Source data
+-------+
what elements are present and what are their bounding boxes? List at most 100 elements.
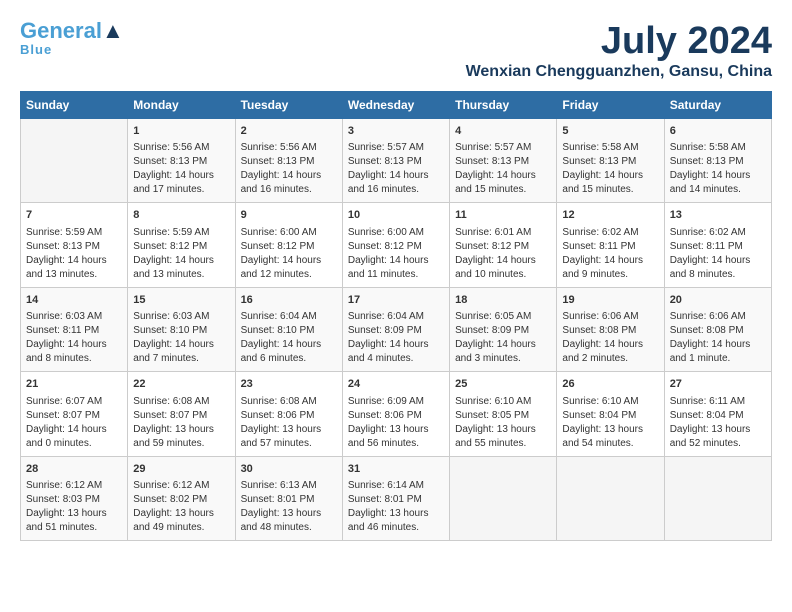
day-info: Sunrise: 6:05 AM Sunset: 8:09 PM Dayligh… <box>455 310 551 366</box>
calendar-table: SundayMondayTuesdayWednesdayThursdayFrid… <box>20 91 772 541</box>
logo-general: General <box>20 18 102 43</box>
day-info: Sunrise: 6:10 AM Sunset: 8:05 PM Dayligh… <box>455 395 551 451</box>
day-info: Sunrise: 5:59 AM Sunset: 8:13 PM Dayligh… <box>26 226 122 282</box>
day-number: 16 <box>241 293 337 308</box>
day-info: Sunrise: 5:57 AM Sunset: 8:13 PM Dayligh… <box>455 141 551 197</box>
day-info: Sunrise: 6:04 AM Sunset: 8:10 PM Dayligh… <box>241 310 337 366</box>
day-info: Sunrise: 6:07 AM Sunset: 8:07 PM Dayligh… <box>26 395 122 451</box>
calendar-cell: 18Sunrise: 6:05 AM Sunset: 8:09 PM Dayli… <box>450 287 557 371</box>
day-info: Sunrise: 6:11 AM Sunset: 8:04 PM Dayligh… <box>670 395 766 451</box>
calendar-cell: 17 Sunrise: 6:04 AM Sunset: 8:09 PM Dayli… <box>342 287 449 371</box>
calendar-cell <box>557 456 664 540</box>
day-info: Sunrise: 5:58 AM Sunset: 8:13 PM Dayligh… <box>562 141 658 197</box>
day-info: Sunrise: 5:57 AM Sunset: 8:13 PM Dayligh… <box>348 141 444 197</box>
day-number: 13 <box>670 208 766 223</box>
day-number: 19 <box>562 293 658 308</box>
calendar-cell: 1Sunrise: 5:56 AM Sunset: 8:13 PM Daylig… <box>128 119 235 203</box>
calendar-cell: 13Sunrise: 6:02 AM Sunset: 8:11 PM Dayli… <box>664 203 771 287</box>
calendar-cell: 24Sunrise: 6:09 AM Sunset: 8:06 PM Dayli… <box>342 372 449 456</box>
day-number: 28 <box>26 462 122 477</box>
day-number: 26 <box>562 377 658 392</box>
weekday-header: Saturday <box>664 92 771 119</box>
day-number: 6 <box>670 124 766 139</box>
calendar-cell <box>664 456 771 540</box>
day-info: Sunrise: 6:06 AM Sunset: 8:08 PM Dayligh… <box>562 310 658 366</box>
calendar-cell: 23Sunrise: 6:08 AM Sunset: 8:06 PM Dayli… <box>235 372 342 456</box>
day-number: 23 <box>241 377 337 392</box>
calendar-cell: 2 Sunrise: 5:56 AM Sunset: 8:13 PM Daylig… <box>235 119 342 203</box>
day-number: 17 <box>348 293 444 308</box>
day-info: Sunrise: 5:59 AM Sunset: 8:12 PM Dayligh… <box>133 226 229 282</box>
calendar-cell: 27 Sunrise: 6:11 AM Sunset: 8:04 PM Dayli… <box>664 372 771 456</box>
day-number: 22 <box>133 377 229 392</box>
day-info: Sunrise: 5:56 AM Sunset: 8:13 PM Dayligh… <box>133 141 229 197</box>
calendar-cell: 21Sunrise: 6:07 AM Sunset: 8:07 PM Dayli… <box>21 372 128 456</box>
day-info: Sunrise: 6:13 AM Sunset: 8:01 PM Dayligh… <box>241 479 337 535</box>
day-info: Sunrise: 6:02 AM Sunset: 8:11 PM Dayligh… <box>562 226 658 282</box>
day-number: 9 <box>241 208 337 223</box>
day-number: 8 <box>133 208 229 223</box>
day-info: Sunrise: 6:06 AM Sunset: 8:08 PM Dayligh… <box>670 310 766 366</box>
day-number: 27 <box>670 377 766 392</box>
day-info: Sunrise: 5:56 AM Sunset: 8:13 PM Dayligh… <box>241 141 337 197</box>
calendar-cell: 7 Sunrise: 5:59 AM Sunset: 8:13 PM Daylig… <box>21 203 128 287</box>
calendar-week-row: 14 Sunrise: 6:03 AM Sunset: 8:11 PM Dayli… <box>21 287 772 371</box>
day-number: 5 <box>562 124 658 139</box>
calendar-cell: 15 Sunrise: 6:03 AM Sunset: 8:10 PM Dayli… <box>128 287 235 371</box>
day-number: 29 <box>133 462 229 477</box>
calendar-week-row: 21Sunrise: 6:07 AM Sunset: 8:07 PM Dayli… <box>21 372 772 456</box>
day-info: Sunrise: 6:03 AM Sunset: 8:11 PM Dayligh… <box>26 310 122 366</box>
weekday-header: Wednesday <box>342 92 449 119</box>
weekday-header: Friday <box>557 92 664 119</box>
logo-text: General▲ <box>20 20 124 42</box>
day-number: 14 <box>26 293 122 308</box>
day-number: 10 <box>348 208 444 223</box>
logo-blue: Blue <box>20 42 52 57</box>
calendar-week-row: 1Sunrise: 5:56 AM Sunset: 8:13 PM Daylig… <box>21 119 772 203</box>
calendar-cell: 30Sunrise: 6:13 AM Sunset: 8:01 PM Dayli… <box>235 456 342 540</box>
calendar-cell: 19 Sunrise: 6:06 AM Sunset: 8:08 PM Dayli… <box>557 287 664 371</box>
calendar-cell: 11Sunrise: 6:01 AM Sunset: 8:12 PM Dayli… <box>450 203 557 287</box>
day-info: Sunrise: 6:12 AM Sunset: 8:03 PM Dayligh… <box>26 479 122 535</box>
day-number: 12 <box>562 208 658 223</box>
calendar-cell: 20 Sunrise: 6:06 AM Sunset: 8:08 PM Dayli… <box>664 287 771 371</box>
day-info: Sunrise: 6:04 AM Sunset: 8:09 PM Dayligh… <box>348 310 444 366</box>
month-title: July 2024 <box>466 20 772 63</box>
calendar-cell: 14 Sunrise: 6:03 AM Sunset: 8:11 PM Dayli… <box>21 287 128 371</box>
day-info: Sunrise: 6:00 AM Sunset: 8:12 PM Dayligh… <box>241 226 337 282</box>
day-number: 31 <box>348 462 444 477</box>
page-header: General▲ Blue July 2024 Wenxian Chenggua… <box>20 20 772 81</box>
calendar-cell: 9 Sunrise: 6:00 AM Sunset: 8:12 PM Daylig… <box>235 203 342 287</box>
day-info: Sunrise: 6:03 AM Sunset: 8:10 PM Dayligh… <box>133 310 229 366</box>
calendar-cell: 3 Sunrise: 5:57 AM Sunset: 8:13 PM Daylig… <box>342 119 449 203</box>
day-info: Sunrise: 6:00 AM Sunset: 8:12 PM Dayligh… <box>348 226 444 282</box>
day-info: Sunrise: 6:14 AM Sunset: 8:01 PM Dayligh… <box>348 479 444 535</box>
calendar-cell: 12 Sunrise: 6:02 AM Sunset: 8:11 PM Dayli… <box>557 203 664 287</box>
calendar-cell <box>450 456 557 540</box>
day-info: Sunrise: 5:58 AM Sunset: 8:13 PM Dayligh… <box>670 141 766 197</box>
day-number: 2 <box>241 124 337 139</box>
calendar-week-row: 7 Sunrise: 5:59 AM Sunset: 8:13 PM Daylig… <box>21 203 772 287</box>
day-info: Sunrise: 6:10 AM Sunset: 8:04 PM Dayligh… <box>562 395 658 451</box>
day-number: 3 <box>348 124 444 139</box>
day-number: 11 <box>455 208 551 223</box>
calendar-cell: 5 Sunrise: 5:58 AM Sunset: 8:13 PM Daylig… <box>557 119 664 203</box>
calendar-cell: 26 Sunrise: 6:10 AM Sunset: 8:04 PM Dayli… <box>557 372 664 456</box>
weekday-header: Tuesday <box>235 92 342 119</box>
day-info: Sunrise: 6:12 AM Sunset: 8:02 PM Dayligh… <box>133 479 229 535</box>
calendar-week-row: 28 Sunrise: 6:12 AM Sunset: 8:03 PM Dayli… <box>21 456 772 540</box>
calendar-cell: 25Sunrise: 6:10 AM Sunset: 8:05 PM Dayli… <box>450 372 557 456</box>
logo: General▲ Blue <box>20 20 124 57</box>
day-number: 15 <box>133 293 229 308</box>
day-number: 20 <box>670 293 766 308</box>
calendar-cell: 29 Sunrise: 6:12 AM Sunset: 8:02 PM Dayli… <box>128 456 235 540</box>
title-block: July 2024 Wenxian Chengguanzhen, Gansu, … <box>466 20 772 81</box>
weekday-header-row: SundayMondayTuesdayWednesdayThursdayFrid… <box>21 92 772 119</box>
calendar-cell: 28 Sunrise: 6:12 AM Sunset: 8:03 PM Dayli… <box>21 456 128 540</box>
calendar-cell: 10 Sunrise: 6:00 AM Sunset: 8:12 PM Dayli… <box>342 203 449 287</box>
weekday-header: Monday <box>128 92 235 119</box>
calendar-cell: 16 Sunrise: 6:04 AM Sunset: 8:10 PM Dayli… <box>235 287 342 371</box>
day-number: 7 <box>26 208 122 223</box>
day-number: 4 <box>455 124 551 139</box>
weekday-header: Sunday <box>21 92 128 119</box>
+-------+
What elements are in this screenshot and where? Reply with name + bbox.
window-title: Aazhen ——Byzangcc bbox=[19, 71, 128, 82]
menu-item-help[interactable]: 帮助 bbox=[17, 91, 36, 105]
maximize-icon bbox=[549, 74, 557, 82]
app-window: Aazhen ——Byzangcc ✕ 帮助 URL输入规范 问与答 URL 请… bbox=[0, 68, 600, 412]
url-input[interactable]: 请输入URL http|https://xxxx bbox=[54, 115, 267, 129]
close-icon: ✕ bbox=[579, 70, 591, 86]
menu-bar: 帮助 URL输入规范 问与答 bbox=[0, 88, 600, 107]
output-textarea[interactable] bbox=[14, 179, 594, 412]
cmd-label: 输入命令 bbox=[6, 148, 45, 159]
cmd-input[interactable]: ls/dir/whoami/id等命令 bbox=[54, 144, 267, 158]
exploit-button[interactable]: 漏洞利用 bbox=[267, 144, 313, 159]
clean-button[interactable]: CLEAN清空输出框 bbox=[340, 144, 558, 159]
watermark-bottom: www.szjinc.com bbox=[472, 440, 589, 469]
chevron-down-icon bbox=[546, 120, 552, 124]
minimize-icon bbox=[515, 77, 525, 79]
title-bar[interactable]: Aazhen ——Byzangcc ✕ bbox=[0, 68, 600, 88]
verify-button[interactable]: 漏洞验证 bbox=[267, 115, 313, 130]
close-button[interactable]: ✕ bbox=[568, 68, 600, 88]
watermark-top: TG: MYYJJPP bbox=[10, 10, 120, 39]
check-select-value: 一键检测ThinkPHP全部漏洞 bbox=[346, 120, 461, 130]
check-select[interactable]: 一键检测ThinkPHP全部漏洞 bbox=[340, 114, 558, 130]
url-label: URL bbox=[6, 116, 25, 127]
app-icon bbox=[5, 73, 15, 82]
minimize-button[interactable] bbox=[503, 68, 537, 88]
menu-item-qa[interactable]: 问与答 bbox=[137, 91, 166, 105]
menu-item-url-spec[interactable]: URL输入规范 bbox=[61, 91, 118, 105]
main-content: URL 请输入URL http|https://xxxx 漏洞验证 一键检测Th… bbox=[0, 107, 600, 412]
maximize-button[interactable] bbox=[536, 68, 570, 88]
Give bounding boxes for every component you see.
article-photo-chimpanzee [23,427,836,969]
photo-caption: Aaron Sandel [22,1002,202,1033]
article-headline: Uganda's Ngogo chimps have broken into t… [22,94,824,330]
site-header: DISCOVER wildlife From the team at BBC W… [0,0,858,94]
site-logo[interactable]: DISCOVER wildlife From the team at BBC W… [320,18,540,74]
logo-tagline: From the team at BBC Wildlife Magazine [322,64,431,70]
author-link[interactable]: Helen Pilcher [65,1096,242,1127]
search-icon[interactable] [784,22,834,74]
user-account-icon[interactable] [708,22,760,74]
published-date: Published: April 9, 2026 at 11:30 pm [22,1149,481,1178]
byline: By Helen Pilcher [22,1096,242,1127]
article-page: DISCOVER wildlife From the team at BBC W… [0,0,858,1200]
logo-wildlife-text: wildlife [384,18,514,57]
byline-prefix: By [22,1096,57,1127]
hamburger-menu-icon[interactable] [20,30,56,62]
+-------+
▶ **WORK INSTRUCTIONS**: Return every line of the material above that contains the word "From". Matching is case-sensitive.

▶ **OUTPUT BELOW**:
site-header: DISCOVER wildlife From the team at BBC W… [0,0,858,94]
site-logo[interactable]: DISCOVER wildlife From the team at BBC W… [320,18,540,74]
logo-tagline: From the team at BBC Wildlife Magazine [322,64,431,70]
article-page: DISCOVER wildlife From the team at BBC W… [0,0,858,1200]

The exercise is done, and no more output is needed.